── EXCERPT PROVIDED ──

This section describes how to set up all dependencies for running the Python code on the Distributed ASCI Supercomputer 3 at LIACS. Among others, this gives instructions for installing Python 2.7 that can be run in a virtual environment, Hadoop configuration and MPI.
Compile Python (version 2.7.9) from source:
$ wget https://www.python.org/ftp/python/2.7.9/Python-2.7.9.tgz
$ tar xzvf Python-2.7.9.tgz
$ cd Python-2.7.9
$ ./configure --prefix=$HOME/.local
$ make
$ make install
$ rm Python-2.7.9.tgz
Install virtualenv
using pip
and create a virtual environment called python
that we can distribute over the nodes using HDFS:
$ pip install --user virtualenv
$ mkdir /scratch/scratch/{username}
$ cd /scratch/scratch
$ chmod 700 {username}
$ cd {username}
$ ~/.local/bin/virtualenv -p ~/.local/bin/python2.7 python
$ ~/.local/bin/virtualenv --relocatable python
Compile OpenMPI from source:
$ cd ~
$ wget http://www.open-mpi.org/software/ompi/v1.8/downloads/openmpi-1.8.4.tar.gz
$ tar xzvf openmpi-1.8.4.tar.gz
$ cd openmpi-1.8.4/
$ ./configure --prefix=$HOME/.local
$ make
$ make install
$ rm openmpi-1.8.4.tar.gz
Compile OpenBLAS from source:
$ cd ~
$ git clone git://github.com/xianyi/OpenBLAS
$ cd OpenBLAS && make FC=gfortran
$ make PREFIX=$HOME/.local install
Append the following segment to ~/.bashrc
:
if [ "$HOSTNAME" = "fs.das3" ]; then
export SCRATCH="/scratch/scratch/{username}"
else
export SCRATCH="/scratch/{username}"
fi
alias activate="source $SCRATCH/python/bin/activate"

───
── DATA ──

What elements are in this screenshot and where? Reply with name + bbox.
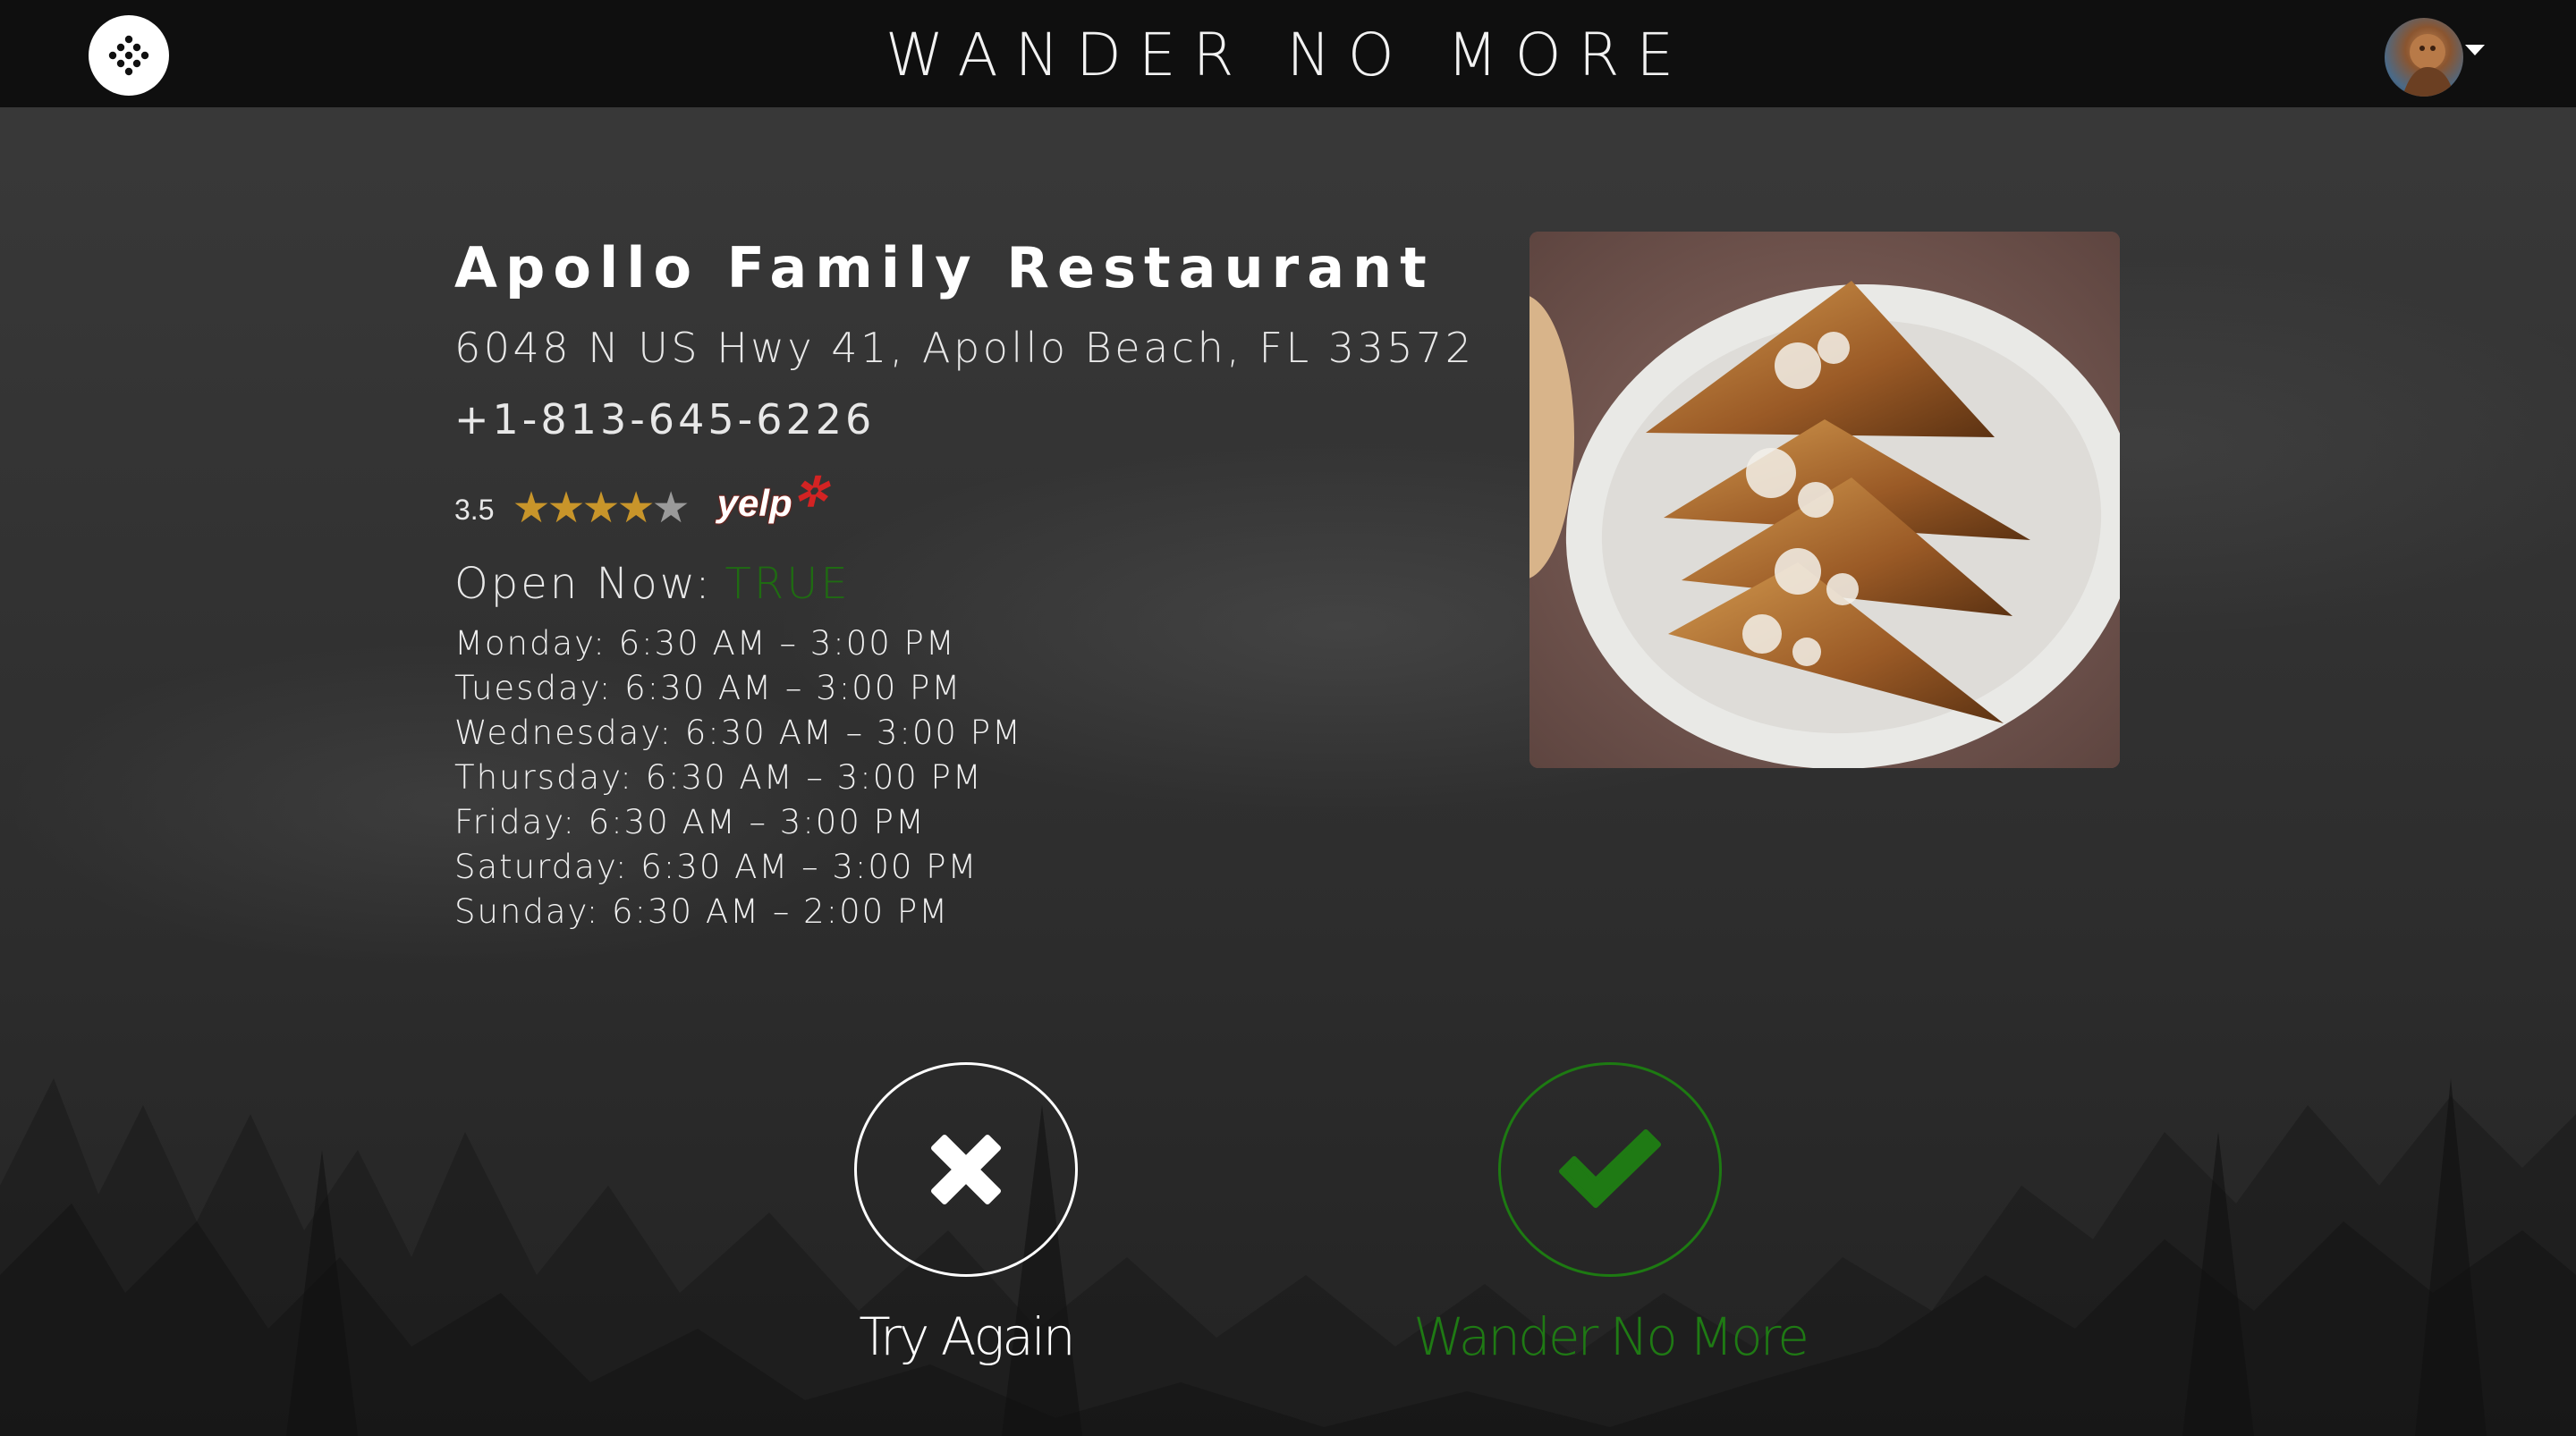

───

§ **PROBLEM SET**:
1. Which software packages does the setup guide say to compile from source?
2. Rewrite the paragraph of the setup guide that begins "This section describes how" as a short bulleted list that keeps its main facts.

§ **TASK-BY-TASK SOLUTIONS**:
1.
- Python (version 2.7.9)
- OpenMPI
- OpenBLAS

2.
- Purpose: set up all dependencies for running the Python code on the Distributed ASCI Supercomputer 3 at LIACS
- Covers, among other things:
  - installing Python 2.7 to run in a virtual environment
  - Hadoop configuration
  - MPI